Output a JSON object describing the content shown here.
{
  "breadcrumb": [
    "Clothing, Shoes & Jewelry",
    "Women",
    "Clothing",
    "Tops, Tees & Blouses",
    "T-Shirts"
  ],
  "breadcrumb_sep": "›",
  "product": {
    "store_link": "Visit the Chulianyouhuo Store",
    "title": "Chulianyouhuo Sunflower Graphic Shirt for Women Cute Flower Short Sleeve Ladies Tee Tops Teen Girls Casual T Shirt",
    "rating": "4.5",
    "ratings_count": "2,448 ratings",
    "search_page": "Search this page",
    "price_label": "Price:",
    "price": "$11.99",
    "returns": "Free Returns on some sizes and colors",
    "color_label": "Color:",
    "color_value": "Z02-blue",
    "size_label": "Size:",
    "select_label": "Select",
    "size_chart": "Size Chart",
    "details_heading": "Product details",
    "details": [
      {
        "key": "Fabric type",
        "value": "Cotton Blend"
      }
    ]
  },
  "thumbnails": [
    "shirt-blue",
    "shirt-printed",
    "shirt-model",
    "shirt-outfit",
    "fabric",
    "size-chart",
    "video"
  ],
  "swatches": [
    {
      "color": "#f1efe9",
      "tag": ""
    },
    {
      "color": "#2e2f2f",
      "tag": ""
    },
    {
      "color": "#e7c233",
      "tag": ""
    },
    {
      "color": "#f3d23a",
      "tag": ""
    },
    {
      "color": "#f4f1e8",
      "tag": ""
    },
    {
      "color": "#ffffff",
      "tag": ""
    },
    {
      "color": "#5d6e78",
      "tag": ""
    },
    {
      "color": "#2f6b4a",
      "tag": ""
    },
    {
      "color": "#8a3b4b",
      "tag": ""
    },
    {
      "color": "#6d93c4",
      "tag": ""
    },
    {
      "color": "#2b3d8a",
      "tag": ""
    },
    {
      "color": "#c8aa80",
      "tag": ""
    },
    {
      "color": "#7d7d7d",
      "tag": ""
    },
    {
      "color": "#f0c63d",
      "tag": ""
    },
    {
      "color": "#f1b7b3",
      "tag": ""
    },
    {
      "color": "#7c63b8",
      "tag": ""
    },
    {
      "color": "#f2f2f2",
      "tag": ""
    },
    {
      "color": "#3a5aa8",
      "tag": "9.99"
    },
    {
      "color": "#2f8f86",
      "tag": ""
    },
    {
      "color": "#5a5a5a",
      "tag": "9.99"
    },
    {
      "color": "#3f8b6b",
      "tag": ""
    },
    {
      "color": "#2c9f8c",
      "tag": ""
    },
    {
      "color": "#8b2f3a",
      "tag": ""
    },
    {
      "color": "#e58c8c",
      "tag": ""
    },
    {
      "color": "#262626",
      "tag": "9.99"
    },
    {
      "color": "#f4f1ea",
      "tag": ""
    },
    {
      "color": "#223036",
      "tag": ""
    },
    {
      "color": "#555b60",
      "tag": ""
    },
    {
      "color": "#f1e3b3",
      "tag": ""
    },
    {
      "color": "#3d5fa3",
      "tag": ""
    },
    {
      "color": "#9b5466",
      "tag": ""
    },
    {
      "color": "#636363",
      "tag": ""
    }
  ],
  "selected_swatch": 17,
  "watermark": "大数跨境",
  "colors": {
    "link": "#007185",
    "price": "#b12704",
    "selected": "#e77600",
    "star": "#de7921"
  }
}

· · · ·

### [Goal]
Pull out every line in the data above that has the word "Tops".

### [Final result]
    "Tops, Tees & Blouses",
    "title": "Chulianyouhuo Sunflower Graphic Shirt for Women Cute Flower Short Sleeve Ladies Tee Tops Teen Girls Casual T Shirt",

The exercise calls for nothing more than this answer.